■ Требуемое задание
Перепишите все данные ниже, заменив "caster wheel" на "castor wheel" и оставив остальное без изменений. Изображения в ответ не включайте.

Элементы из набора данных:
◇ ◇ ◇

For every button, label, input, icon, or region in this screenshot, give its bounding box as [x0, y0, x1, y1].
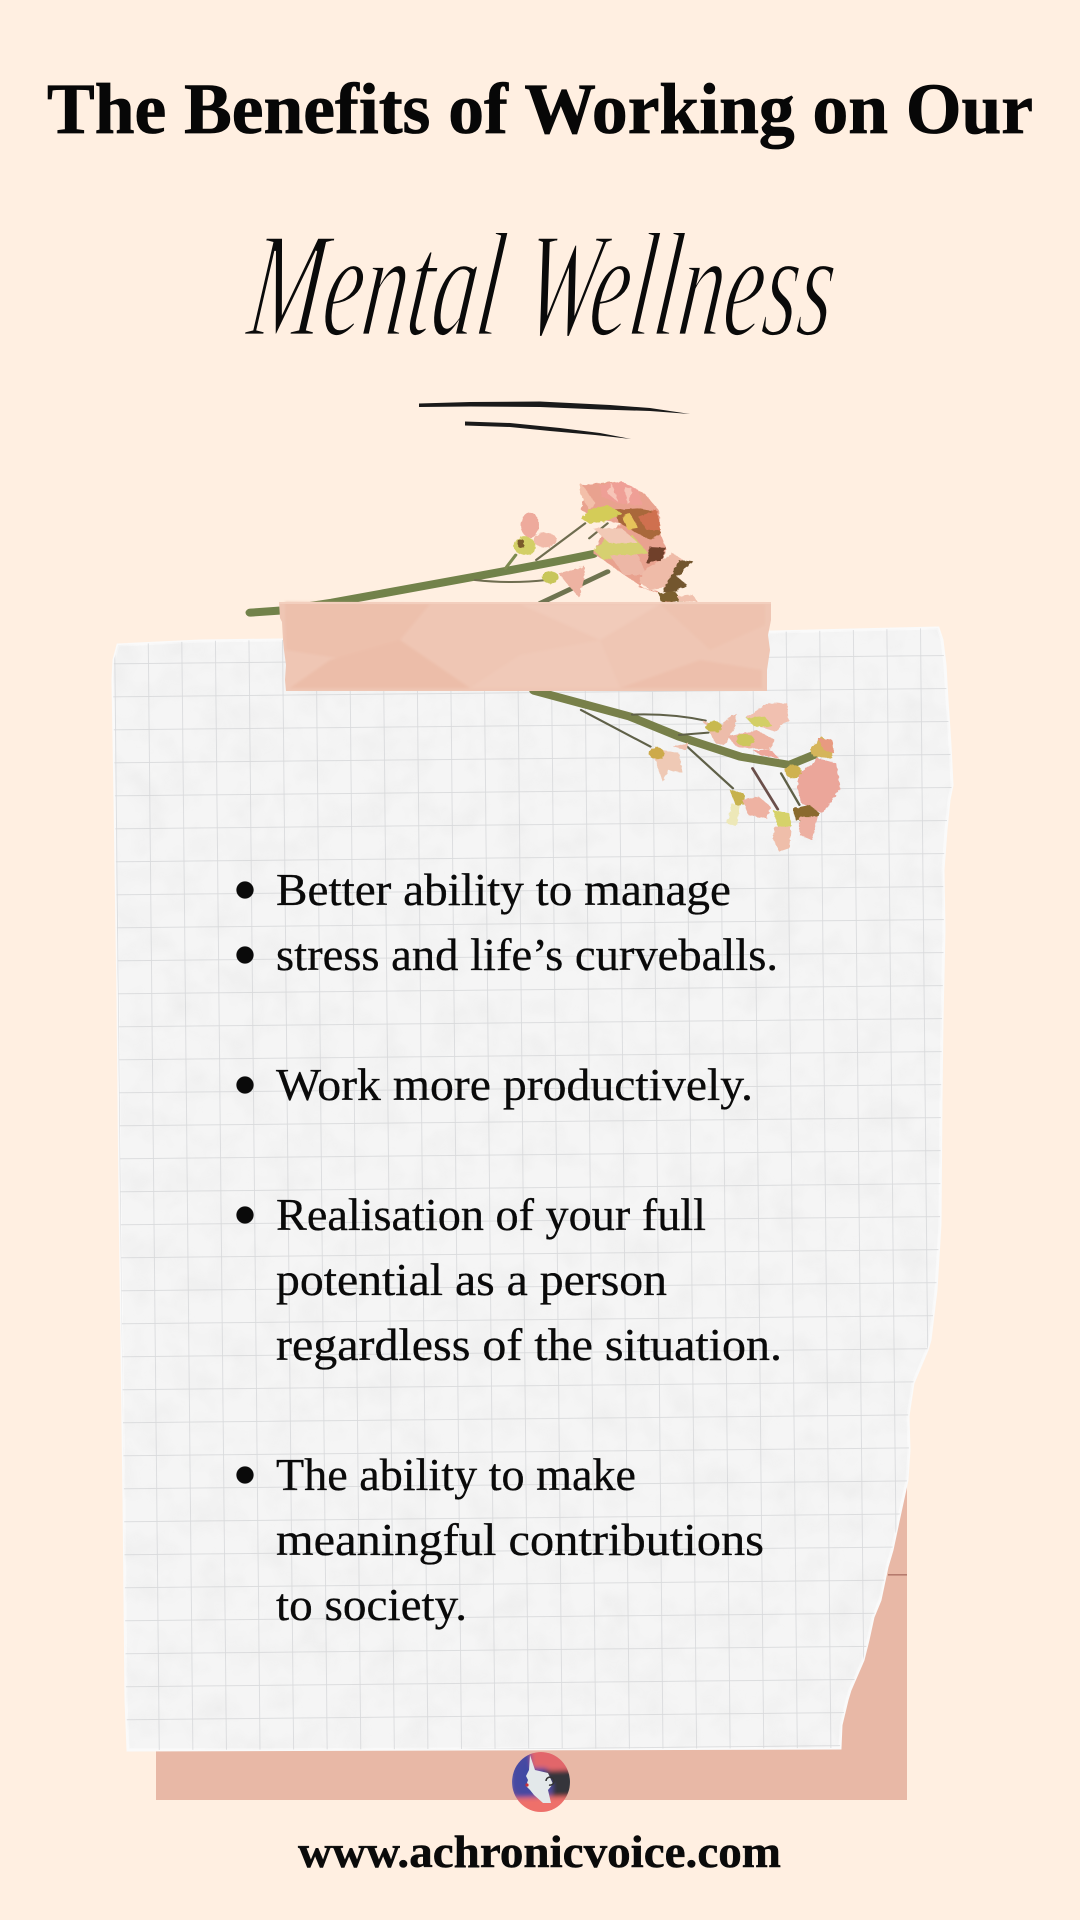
bullet 4: contributions: to society.	[276, 1579, 467, 1630]
bullet 1: stress: stress and life’s curveballs.	[276, 929, 778, 980]
bullet 4: contributions	[236, 1449, 764, 1630]
bullet 2: productivity: Work more productively.	[276, 1059, 753, 1110]
bullet 3: full potential: potential as a person	[276, 1254, 667, 1305]
bullet 3: full potential	[236, 1189, 782, 1370]
brush underline strokes	[419, 402, 690, 439]
panel: torn grid paper	[113, 628, 952, 1750]
icon: dried flower sprig, lower	[534, 691, 840, 852]
script heading: Mental Wellness: Mental Wellness	[240, 202, 845, 367]
bullet 1: stress: Better ability to manage	[276, 864, 731, 915]
panel: pink backing paper	[156, 1470, 907, 1800]
bullet 3: full potential: regardless of the situation.	[276, 1319, 782, 1370]
icon: dried flower sprig, upper	[250, 482, 697, 613]
washi tape	[279, 602, 771, 691]
footer website: www.achronicvoice.com	[298, 1826, 781, 1877]
bullet 3: full potential: Realisation of your full	[276, 1189, 706, 1240]
bullet 4: contributions: meaningful contributions	[276, 1514, 764, 1565]
title: The Benefits of Working on Our	[47, 69, 1033, 149]
bullet 1: stress	[236, 864, 778, 980]
icon: logo, woman's profile	[512, 1752, 570, 1812]
bullet list	[236, 864, 782, 1630]
bullet 4: contributions: The ability to make	[276, 1449, 636, 1500]
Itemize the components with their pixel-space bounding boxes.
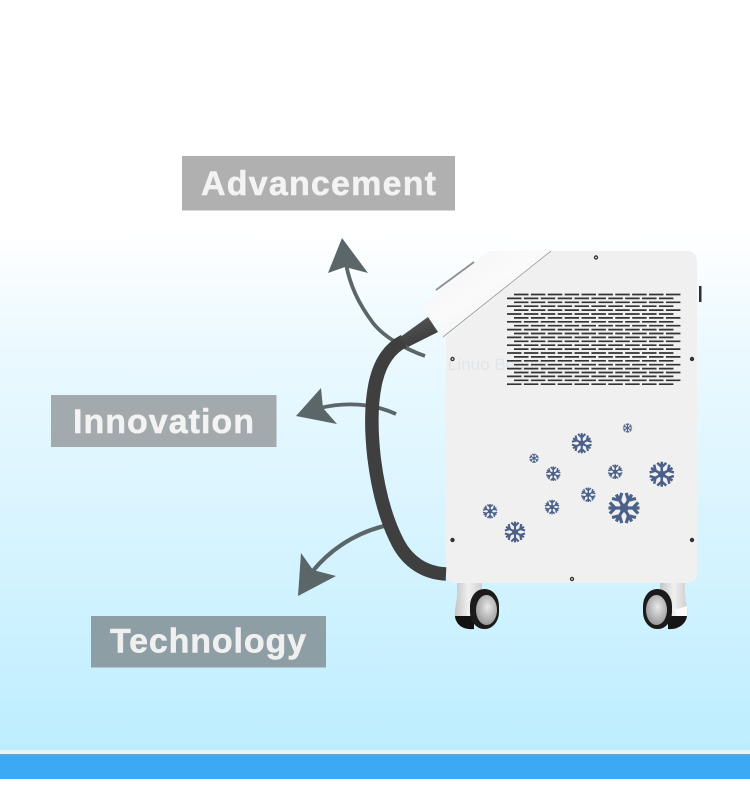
device body panel xyxy=(446,251,697,583)
air vent grille xyxy=(507,294,681,384)
watermark: Linuo Beauty xyxy=(448,355,548,374)
label: Innovation xyxy=(51,395,276,447)
caster wheel: left xyxy=(455,583,499,629)
label: Technology: Technology xyxy=(110,622,306,660)
caster wheel: right xyxy=(643,583,687,629)
holder seam line xyxy=(443,251,551,337)
bottom blue bar xyxy=(0,750,750,779)
label: Advancement: Advancement xyxy=(201,165,436,203)
holder slot xyxy=(436,262,474,290)
arrow: left toward Innovation xyxy=(296,388,396,424)
side button xyxy=(699,286,702,302)
screws xyxy=(450,255,694,581)
arrow: down-left toward Technology xyxy=(298,526,384,596)
snowflakes xyxy=(482,423,675,542)
label: Technology xyxy=(91,616,326,668)
arrow: up-left toward Advancement xyxy=(328,238,425,356)
label: Advancement xyxy=(182,156,455,210)
handpiece holder xyxy=(423,251,551,337)
hose collar xyxy=(399,317,438,347)
cooling hose xyxy=(372,341,446,574)
label: Innovation: Innovation xyxy=(73,403,254,441)
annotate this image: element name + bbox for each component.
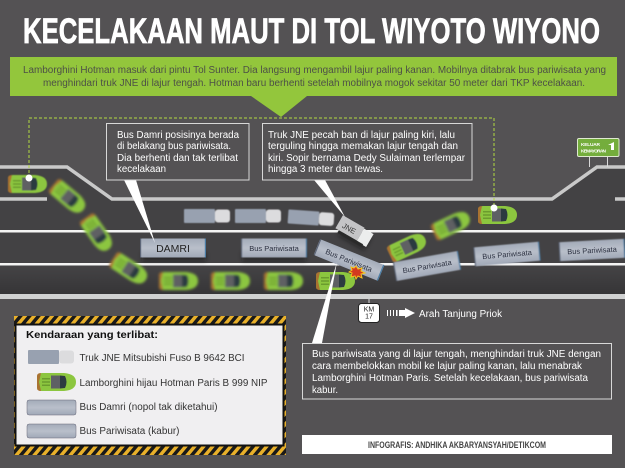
- bus Damri: DAMRI: [156, 243, 190, 255]
- callout: Damri: Bus Damri posisinya berada: [117, 130, 239, 141]
- bus pariwisata 4: Bus Pariwisata: [567, 245, 618, 256]
- explosion icon: [349, 266, 365, 279]
- green summary banner: [10, 57, 617, 117]
- callout: Bus pariwisata: Bus pariwisata yang di lajur tengah, menghindari truk JNE dengan: [312, 349, 601, 360]
- bus pariwisata 1: [241, 238, 307, 261]
- callout: Bus pariwisata: [302, 262, 612, 399]
- callout: Damri: di belakang bus pariwisata.: [117, 141, 231, 152]
- callout: Truk JNE: Truk JNE pecah ban di lajur paling kiri, lalu: [268, 130, 455, 141]
- exit sign: [578, 138, 619, 167]
- summary text: [23, 65, 606, 89]
- callout: Truk JNE: hingga 3 meter dan tewas.: [268, 164, 383, 175]
- legend Damri bus: [27, 400, 218, 415]
- bus pariwisata 4: [559, 239, 625, 261]
- summary text: Lamborghini Hotman masuk dari pintu Tol Sunter. Dia langsung mengambil lajur paling kanan. Mobilnya ditabrak bus pariwisata yang: [23, 65, 606, 76]
- legend car: [37, 373, 268, 391]
- legend panel: [14, 316, 286, 455]
- legend truck: [28, 350, 244, 364]
- dots marking car positions: [26, 174, 498, 212]
- legend tourism bus: [27, 424, 180, 438]
- credit bar: [302, 435, 612, 454]
- callout: Truk JNE: [262, 124, 472, 217]
- exit sign: KELUAR: [581, 142, 601, 148]
- summary text: menghindari truk JNE di lajur tengah. Hotman baru berhenti setelah mobilnya mogok sekitar 50 meter dari TKP kecelakaan.: [43, 78, 585, 89]
- trajectory of Lamborghini: [8, 175, 517, 290]
- bus pariwisata 3: Bus Pariwisata: [482, 248, 533, 261]
- callout: Truk JNE: terguling hingga memakan lajur tengah dan: [268, 141, 458, 152]
- callout: Bus pariwisata: cara membelokkan mobil ke lajur paling kanan, lalu menabrak: [312, 361, 583, 372]
- callout: Truk JNE: kiri. Sopir bernama Dedy Sulaiman terlempar: [268, 153, 466, 164]
- bus pariwisata crash: [314, 239, 384, 281]
- blurred truck path: [184, 209, 334, 227]
- bus pariwisata crash: Bus Pariwisata: [324, 247, 374, 274]
- bus pariwisata 1: Bus Pariwisata: [249, 244, 300, 253]
- callout: Bus pariwisata: kabur.: [312, 385, 338, 396]
- bus pariwisata 2: [393, 251, 461, 281]
- bus Damri: [140, 238, 206, 261]
- KM 17 sign: 17: [365, 314, 373, 320]
- car start: [8, 175, 47, 193]
- legend title: Kendaraan yang terlibat:: [26, 330, 158, 341]
- direction arrow: [387, 308, 415, 318]
- callout: Damri: [106, 124, 249, 243]
- legend truck: Truk JNE Mitsubishi Fuso B 9642 BCI: [80, 353, 244, 364]
- JNE truck overturned: [333, 215, 374, 251]
- road: [0, 167, 625, 299]
- credit bar: INFOGRAFIS: ANDHIKA AKBARYANSYAH/DETIKCOM: [368, 440, 546, 451]
- legend tourism bus: Bus Pariwisata (kabur): [80, 426, 180, 437]
- KM 17 sign: [358, 299, 380, 322]
- JNE truck overturned: JNE: [341, 221, 357, 236]
- dashed connector from banner to car positions: [29, 118, 494, 208]
- bus pariwisata 2: Bus Pariwisata: [402, 258, 453, 275]
- callout: Damri: kecelakaan: [117, 164, 166, 175]
- KM 17 sign: KM: [364, 306, 374, 314]
- legend Damri bus: Bus Damri (nopol tak diketahui): [80, 402, 218, 413]
- callout: Bus pariwisata: Lamborghini Hotman Paris. Setelah kecelakaan, bus pariwisata: [312, 373, 588, 384]
- legend car: Lamborghini hijau Hotman Paris B 999 NIP: [80, 378, 268, 389]
- callout: Damri: Dia berhenti dan tak terlibat: [117, 153, 238, 164]
- exit sign: KEMAYORAN: [581, 148, 607, 154]
- direction label: Arah Tanjung Priok: [419, 309, 503, 320]
- bus pariwisata 3: [473, 242, 541, 266]
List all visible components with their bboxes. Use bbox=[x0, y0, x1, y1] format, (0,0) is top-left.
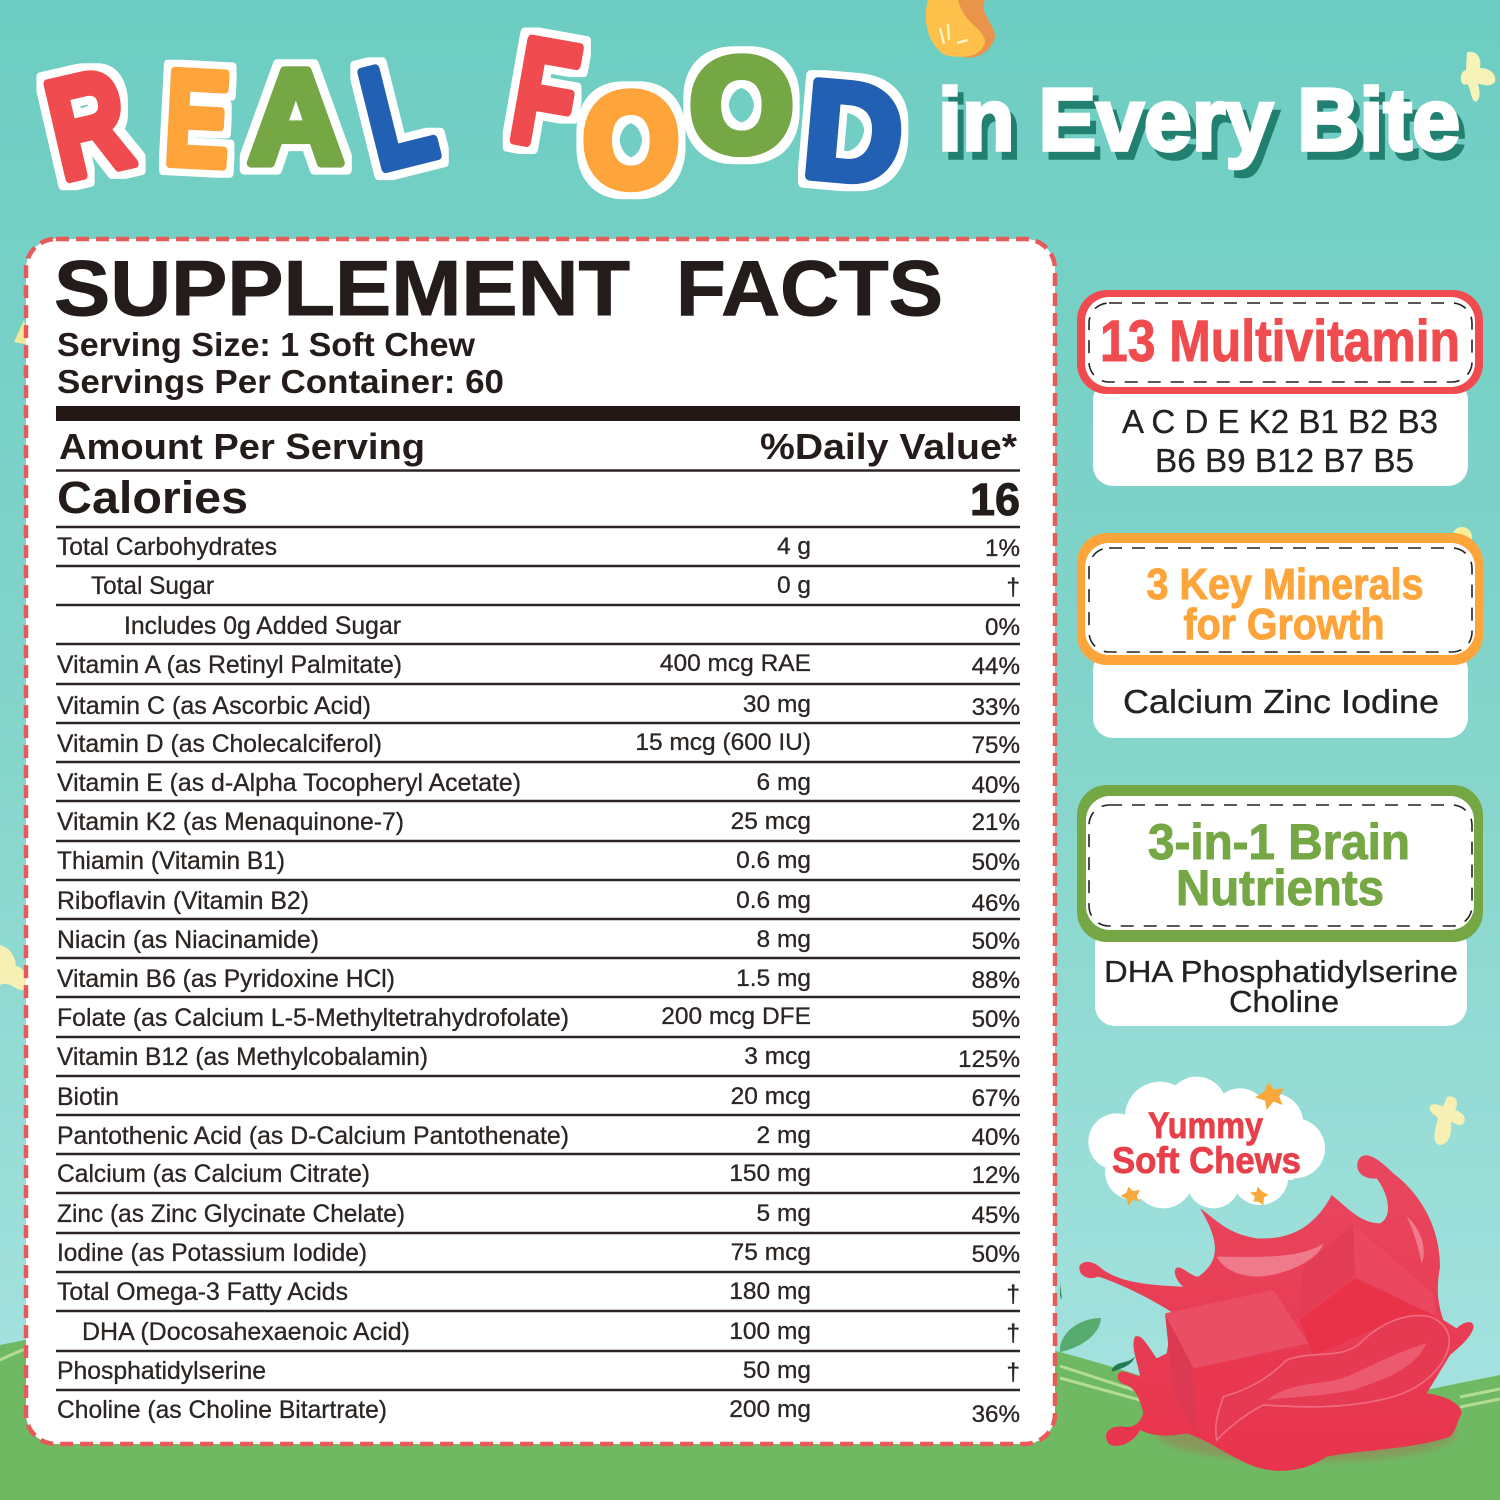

◇ ◇ ◇

■ Решение задачи
For every button, label, input, icon, or region in this screenshot, give its bounding box as [x0, y0, x1, y1].
bullet 4: contributions: to society.	[276, 1579, 467, 1630]
bullet 1: stress: stress and life’s curveballs.	[276, 929, 778, 980]
bullet 4: contributions	[236, 1449, 764, 1630]
bullet 2: productivity: Work more productively.	[276, 1059, 753, 1110]
bullet 3: full potential: potential as a person	[276, 1254, 667, 1305]
bullet 3: full potential	[236, 1189, 782, 1370]
brush underline strokes	[419, 402, 690, 439]
panel: torn grid paper	[113, 628, 952, 1750]
icon: dried flower sprig, lower	[534, 691, 840, 852]
script heading: Mental Wellness: Mental Wellness	[240, 202, 845, 367]
bullet 1: stress: Better ability to manage	[276, 864, 731, 915]
panel: pink backing paper	[156, 1470, 907, 1800]
bullet 3: full potential: regardless of the situation.	[276, 1319, 782, 1370]
icon: dried flower sprig, upper	[250, 482, 697, 613]
washi tape	[279, 602, 771, 691]
footer website: www.achronicvoice.com	[298, 1826, 781, 1877]
bullet 3: full potential: Realisation of your full	[276, 1189, 706, 1240]
bullet 4: contributions: meaningful contributions	[276, 1514, 764, 1565]
title: The Benefits of Working on Our	[47, 69, 1033, 149]
bullet 1: stress	[236, 864, 778, 980]
icon: logo, woman's profile	[512, 1752, 570, 1812]
bullet list	[236, 864, 782, 1630]
bullet 4: contributions: The ability to make	[276, 1449, 636, 1500]
Itemize the components with their pixel-space bounding boxes.
device body panel xyxy=(446,251,697,583)
air vent grille xyxy=(507,294,681,384)
watermark: Linuo Beauty xyxy=(448,355,548,374)
label: Innovation xyxy=(51,395,276,447)
castor wheel: left xyxy=(455,583,499,629)
label: Technology: Technology xyxy=(110,622,306,660)
castor wheel: right xyxy=(643,583,687,629)
holder seam line xyxy=(443,251,551,337)
bottom blue bar xyxy=(0,750,750,779)
label: Advancement: Advancement xyxy=(201,165,436,203)
holder slot xyxy=(436,262,474,290)
arrow: left toward Innovation xyxy=(296,388,396,424)
side button xyxy=(699,286,702,302)
screws xyxy=(450,255,694,581)
arrow: down-left toward Technology xyxy=(298,526,384,596)
snowflakes xyxy=(482,423,675,542)
label: Technology xyxy=(91,616,326,668)
arrow: up-left toward Advancement xyxy=(328,238,425,356)
label: Advancement xyxy=(182,156,455,210)
handpiece holder xyxy=(423,251,551,337)
hose collar xyxy=(399,317,438,347)
cooling hose xyxy=(372,341,446,574)
label: Innovation: Innovation xyxy=(73,403,254,441)
annotate this image: element name + bbox for each component.
- bus Damri: DAMRI: [156, 243, 190, 255]
- callout: Damri: Bus Damri posisinya berada: [117, 130, 239, 141]
- bus pariwisata 4: Bus Pariwisata: [567, 245, 618, 256]
- explosion icon: [349, 266, 365, 279]
- green summary banner: [10, 57, 617, 117]
- callout: Bus pariwisata: Bus pariwisata yang di lajur tengah, menghindari truk JNE dengan: [312, 349, 601, 360]
- bus pariwisata 1: [241, 238, 307, 261]
- callout: Bus pariwisata: [302, 262, 612, 399]
- callout: Damri: di belakang bus pariwisata.: [117, 141, 231, 152]
- callout: Truk JNE: Truk JNE pecah ban di lajur paling kiri, lalu: [268, 130, 455, 141]
- exit sign: [578, 138, 619, 167]
- summary text: [23, 65, 606, 89]
- callout: Truk JNE: hingga 3 meter dan tewas.: [268, 164, 383, 175]
- legend Damri bus: [27, 400, 218, 415]
- bus pariwisata 4: [559, 239, 625, 261]
- summary text: Lamborghini Hotman masuk dari pintu Tol Sunter. Dia langsung mengambil lajur paling kanan. Mobilnya ditabrak bus pariwisata yang: [23, 65, 606, 76]
- legend car: [37, 373, 268, 391]
- legend panel: [14, 316, 286, 455]
- legend truck: [28, 350, 244, 364]
- dots marking car positions: [26, 174, 498, 212]
- legend tourism bus: [27, 424, 180, 438]
- credit bar: [302, 435, 612, 454]
- callout: Truk JNE: [262, 124, 472, 217]
- exit sign: KELUAR: [581, 142, 601, 148]
- summary text: menghindari truk JNE di lajur tengah. Hotman baru berhenti setelah mobilnya mogok sekitar 50 meter dari TKP kecelakaan.: [43, 78, 585, 89]
- trajectory of Lamborghini: [8, 175, 517, 290]
- bus pariwisata 3: Bus Pariwisata: [482, 248, 533, 261]
- callout: Truk JNE: terguling hingga memakan lajur tengah dan: [268, 141, 458, 152]
- callout: Bus pariwisata: cara membelokkan mobil ke lajur paling kanan, lalu menabrak: [312, 361, 583, 372]
- callout: Truk JNE: kiri. Sopir bernama Dedy Sulaiman terlempar: [268, 153, 466, 164]
- bus pariwisata crash: [314, 239, 384, 281]
- blurred truck path: [184, 209, 334, 227]
- bus pariwisata crash: Bus Pariwisata: [324, 247, 374, 274]
- bus pariwisata 1: Bus Pariwisata: [249, 244, 300, 253]
- callout: Bus pariwisata: kabur.: [312, 385, 338, 396]
- bus pariwisata 2: [393, 251, 461, 281]
- bus Damri: [140, 238, 206, 261]
- KM 17 sign: 17: [365, 314, 373, 320]
- car start: [8, 175, 47, 193]
- legend title: Kendaraan yang terlibat:: [26, 330, 158, 341]
- direction arrow: [387, 308, 415, 318]
- callout: Damri: [106, 124, 249, 243]
- legend truck: Truk JNE Mitsubishi Fuso B 9642 BCI: [80, 353, 244, 364]
- JNE truck overturned: [333, 215, 374, 251]
- road: [0, 167, 625, 299]
- credit bar: INFOGRAFIS: ANDHIKA AKBARYANSYAH/DETIKCOM: [368, 440, 546, 451]
- legend tourism bus: Bus Pariwisata (kabur): [80, 426, 180, 437]
- KM 17 sign: [358, 299, 380, 322]
- JNE truck overturned: JNE: [341, 221, 357, 236]
- dashed connector from banner to car positions: [29, 118, 494, 208]
- bus pariwisata 2: Bus Pariwisata: [402, 258, 453, 275]
- callout: Damri: kecelakaan: [117, 164, 166, 175]
- KM 17 sign: KM: [364, 306, 374, 314]
- legend Damri bus: Bus Damri (nopol tak diketahui): [80, 402, 218, 413]
- callout: Bus pariwisata: Lamborghini Hotman Paris. Setelah kecelakaan, bus pariwisata: [312, 373, 588, 384]
- legend car: Lamborghini hijau Hotman Paris B 999 NIP: [80, 378, 268, 389]
- callout: Damri: Dia berhenti dan tak terlibat: [117, 153, 238, 164]
- exit sign: KEMAYORAN: [581, 148, 607, 154]
- direction label: Arah Tanjung Priok: [419, 309, 503, 320]
- bus pariwisata 3: [473, 242, 541, 266]
List all visible components with their bboxes. Use bbox=[x0, y0, x1, y1] format, (0,0) is top-left.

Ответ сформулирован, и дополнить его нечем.